→ **Request A**
Duplicate the records from their first line through the line containing "legend-swatch-w1 (750, 52, 790, 68)", including both ends, and keep every line unchanged.

→ **Document section**
In case there was any risk of small girls missing the point, one of the stories -- The Princess and the Pea -- clarified that a true princess was so tender that she would feel a pea beneath twenty mattresses and be able to display her pedigree in the purple bruising brought by morning time. (Much to the prince's satisfaction.)

I loved those books. I pored over them for hours and traced the silken dresses and flowing locks with a finger, imagining how I would look in similar apparel. I didn't really clock the significance of the princesses' inaction. Eventually reading led me to more sophisticated tales, through Enid Blyton and C.S. Lewis to Jane Austen and the Bronte sisters and A.S. Byatt and Margarets Drabble and Atwood, and a world of heroines and women writers that took me far, far away from Snow White and Rose Red and Rapunzel.

→ **Request B**
Write out the whole passage above on childhood fairy-tale reading, word for word.

→ **Data shown**
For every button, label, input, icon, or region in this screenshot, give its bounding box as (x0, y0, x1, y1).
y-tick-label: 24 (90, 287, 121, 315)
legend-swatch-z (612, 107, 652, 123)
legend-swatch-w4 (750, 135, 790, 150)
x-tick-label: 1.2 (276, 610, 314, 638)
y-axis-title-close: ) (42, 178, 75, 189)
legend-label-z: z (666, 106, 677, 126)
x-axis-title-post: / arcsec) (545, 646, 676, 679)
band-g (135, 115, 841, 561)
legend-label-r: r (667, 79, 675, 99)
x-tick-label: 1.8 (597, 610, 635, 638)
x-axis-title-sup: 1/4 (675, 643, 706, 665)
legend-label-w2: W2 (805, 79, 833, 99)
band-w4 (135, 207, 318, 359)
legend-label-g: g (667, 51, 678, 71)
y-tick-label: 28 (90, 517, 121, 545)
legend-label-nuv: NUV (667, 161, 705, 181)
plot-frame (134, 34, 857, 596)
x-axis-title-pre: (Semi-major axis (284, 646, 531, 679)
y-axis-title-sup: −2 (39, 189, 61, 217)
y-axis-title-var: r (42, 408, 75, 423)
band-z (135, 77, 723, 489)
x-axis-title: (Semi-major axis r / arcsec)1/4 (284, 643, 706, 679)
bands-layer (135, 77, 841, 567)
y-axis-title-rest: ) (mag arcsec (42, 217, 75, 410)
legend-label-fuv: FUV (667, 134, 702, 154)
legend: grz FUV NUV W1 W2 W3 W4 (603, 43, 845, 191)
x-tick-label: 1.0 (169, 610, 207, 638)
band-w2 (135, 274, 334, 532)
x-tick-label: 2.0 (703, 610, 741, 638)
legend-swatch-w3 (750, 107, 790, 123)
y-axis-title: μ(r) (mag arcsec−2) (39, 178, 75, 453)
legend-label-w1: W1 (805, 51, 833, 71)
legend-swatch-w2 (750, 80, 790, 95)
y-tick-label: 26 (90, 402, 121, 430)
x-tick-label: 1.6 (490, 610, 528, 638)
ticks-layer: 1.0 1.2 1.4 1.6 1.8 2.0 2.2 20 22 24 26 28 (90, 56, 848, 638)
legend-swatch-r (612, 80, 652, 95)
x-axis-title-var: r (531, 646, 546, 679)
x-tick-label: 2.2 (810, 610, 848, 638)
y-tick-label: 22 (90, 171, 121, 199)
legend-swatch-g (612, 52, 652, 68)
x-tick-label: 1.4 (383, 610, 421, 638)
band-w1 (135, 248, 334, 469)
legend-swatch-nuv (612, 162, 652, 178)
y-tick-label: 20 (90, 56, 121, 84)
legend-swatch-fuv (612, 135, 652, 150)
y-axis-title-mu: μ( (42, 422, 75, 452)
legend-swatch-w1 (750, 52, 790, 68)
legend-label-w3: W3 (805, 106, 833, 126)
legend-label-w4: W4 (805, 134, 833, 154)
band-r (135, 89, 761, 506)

→ **Complete output A**
For every button, label, input, icon, or region in this screenshot, give its bounding box as (x0, y0, x1, y1).
y-tick-label: 24 (90, 287, 121, 315)
legend-swatch-z (612, 107, 652, 123)
legend-swatch-w4 (750, 135, 790, 150)
x-tick-label: 1.2 (276, 610, 314, 638)
y-axis-title-close: ) (42, 178, 75, 189)
legend-label-z: z (666, 106, 677, 126)
x-axis-title-post: / arcsec) (545, 646, 676, 679)
band-g (135, 115, 841, 561)
legend-label-r: r (667, 79, 675, 99)
x-tick-label: 1.8 (597, 610, 635, 638)
x-axis-title-sup: 1/4 (675, 643, 706, 665)
legend-label-w2: W2 (805, 79, 833, 99)
band-w4 (135, 207, 318, 359)
legend-label-g: g (667, 51, 678, 71)
y-tick-label: 28 (90, 517, 121, 545)
legend-label-nuv: NUV (667, 161, 705, 181)
plot-frame (134, 34, 857, 596)
x-axis-title-pre: (Semi-major axis (284, 646, 531, 679)
y-axis-title-sup: −2 (39, 189, 61, 217)
y-axis-title-var: r (42, 408, 75, 423)
band-z (135, 77, 723, 489)
x-axis-title: (Semi-major axis r / arcsec)1/4 (284, 643, 706, 679)
bands-layer (135, 77, 841, 567)
y-axis-title-rest: ) (mag arcsec (42, 217, 75, 410)
legend-label-fuv: FUV (667, 134, 702, 154)
legend: grz FUV NUV W1 W2 W3 W4 (603, 43, 845, 191)
x-tick-label: 1.0 (169, 610, 207, 638)
band-w2 (135, 274, 334, 532)
x-tick-label: 2.0 (703, 610, 741, 638)
legend-swatch-w3 (750, 107, 790, 123)
y-axis-title: μ(r) (mag arcsec−2) (39, 178, 75, 453)
legend-label-w1: W1 (805, 51, 833, 71)
legend-swatch-w2 (750, 80, 790, 95)
y-tick-label: 26 (90, 402, 121, 430)
x-tick-label: 1.6 (490, 610, 528, 638)
ticks-layer: 1.0 1.2 1.4 1.6 1.8 2.0 2.2 20 22 24 26 28 (90, 56, 848, 638)
legend-swatch-r (612, 80, 652, 95)
x-axis-title-var: r (531, 646, 546, 679)
x-tick-label: 2.2 (810, 610, 848, 638)
y-tick-label: 22 (90, 171, 121, 199)
legend-swatch-g (612, 52, 652, 68)
x-tick-label: 1.4 (383, 610, 421, 638)
band-w1 (135, 248, 334, 469)
legend-swatch-nuv (612, 162, 652, 178)
y-tick-label: 20 (90, 56, 121, 84)
legend-swatch-fuv (612, 135, 652, 150)
y-axis-title-mu: μ( (42, 422, 75, 452)
legend-swatch-w1 (750, 52, 790, 68)

→ **Complete output B**
In case there was any risk of small girls missing the point, one of the stories -- The Princess and the Pea -- clarified that a true princess was so tender that she would feel a pea beneath twenty mattresses and be able to display her pedigree in the purple bruising brought by morning time. (Much to the prince's satisfaction.)

I loved those books. I pored over them for hours and traced the silken dresses and flowing locks with a finger, imagining how I would look in similar apparel. I didn't really clock the significance of the princesses' inaction. Eventually reading led me to more sophisticated tales, through Enid Blyton and C.S. Lewis to Jane Austen and the Bronte sisters and A.S. Byatt and Margarets Drabble and Atwood, and a world of heroines and women writers that took me far, far away from Snow White and Rose Red and Rapunzel.